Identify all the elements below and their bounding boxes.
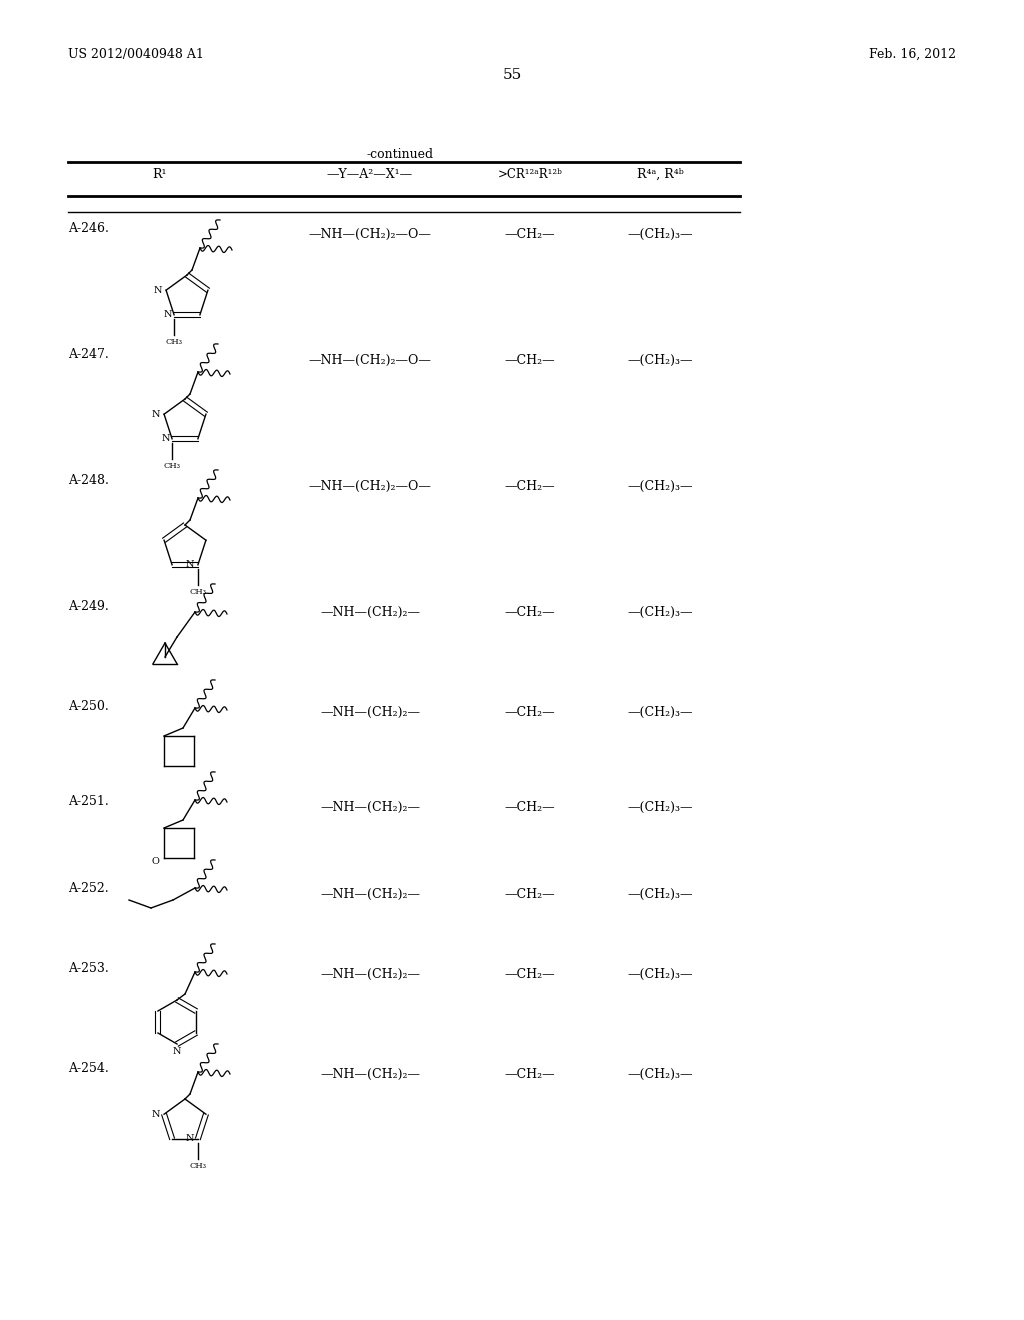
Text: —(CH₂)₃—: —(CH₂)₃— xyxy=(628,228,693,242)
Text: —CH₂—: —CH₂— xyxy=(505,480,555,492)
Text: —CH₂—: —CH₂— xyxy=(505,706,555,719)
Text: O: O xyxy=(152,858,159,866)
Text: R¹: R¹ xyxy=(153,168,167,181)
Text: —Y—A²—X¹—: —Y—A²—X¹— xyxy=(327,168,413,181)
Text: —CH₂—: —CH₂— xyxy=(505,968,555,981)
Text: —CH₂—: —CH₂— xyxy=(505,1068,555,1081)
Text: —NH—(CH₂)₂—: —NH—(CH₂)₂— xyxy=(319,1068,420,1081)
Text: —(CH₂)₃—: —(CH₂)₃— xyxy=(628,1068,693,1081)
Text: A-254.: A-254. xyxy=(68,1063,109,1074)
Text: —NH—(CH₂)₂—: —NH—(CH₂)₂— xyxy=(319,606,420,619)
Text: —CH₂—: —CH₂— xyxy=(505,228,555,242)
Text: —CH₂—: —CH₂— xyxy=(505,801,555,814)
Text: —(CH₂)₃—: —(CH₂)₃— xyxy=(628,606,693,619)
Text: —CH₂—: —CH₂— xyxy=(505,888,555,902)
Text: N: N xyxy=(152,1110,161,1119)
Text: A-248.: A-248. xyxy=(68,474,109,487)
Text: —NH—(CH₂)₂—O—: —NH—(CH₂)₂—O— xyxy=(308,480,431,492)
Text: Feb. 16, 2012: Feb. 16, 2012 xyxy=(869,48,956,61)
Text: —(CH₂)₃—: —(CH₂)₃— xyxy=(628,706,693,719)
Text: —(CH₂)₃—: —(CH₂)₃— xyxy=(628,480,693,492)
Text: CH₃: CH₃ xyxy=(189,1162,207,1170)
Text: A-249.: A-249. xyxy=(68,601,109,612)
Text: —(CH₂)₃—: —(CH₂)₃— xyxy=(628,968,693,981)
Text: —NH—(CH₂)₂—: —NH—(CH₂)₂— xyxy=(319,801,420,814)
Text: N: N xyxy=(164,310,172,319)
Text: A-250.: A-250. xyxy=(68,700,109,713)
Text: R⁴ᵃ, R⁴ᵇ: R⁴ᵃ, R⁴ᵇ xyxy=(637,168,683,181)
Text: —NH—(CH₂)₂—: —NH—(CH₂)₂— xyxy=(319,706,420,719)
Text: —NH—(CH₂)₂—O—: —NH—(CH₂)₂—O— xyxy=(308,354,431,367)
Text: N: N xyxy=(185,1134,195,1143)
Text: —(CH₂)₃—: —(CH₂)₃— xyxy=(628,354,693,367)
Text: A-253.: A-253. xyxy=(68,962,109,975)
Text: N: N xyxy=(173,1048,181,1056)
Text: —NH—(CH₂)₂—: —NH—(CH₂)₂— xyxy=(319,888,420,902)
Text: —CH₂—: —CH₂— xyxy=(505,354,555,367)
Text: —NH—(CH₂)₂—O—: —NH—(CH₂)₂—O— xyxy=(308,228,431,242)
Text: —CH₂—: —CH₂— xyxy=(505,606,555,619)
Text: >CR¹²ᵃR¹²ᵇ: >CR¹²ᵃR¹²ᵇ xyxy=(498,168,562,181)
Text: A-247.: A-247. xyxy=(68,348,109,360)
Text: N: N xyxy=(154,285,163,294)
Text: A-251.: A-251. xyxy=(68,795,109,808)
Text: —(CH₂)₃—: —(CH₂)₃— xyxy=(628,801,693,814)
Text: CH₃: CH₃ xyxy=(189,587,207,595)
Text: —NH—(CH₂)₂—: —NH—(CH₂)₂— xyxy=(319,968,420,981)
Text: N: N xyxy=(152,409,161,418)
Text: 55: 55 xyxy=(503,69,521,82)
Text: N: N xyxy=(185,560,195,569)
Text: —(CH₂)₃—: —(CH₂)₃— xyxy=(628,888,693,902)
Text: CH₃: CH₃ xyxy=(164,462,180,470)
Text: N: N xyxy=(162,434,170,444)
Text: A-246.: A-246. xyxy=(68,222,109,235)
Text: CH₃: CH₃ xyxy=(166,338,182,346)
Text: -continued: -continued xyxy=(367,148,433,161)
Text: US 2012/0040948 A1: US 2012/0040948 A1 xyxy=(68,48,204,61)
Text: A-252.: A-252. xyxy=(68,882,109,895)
————————
Exercise
Reproduce the lines of the material from the one containing "Text: —(CH₂)₃—: —(CH₂)₃— xyxy=(628,228,693,242)" through the one containing "Text: —NH—(CH₂)₂—: —NH—(CH₂)₂— xyxy=(319,606,420,619)", including both of those lines.

Exercise answer
Text: —(CH₂)₃—: —(CH₂)₃— xyxy=(628,228,693,242)
Text: —CH₂—: —CH₂— xyxy=(505,480,555,492)
Text: —CH₂—: —CH₂— xyxy=(505,706,555,719)
Text: O: O xyxy=(152,858,159,866)
Text: R¹: R¹ xyxy=(153,168,167,181)
Text: —Y—A²—X¹—: —Y—A²—X¹— xyxy=(327,168,413,181)
Text: —CH₂—: —CH₂— xyxy=(505,968,555,981)
Text: —CH₂—: —CH₂— xyxy=(505,1068,555,1081)
Text: —NH—(CH₂)₂—: —NH—(CH₂)₂— xyxy=(319,1068,420,1081)
Text: —(CH₂)₃—: —(CH₂)₃— xyxy=(628,1068,693,1081)
Text: A-254.: A-254. xyxy=(68,1063,109,1074)
Text: —NH—(CH₂)₂—: —NH—(CH₂)₂— xyxy=(319,606,420,619)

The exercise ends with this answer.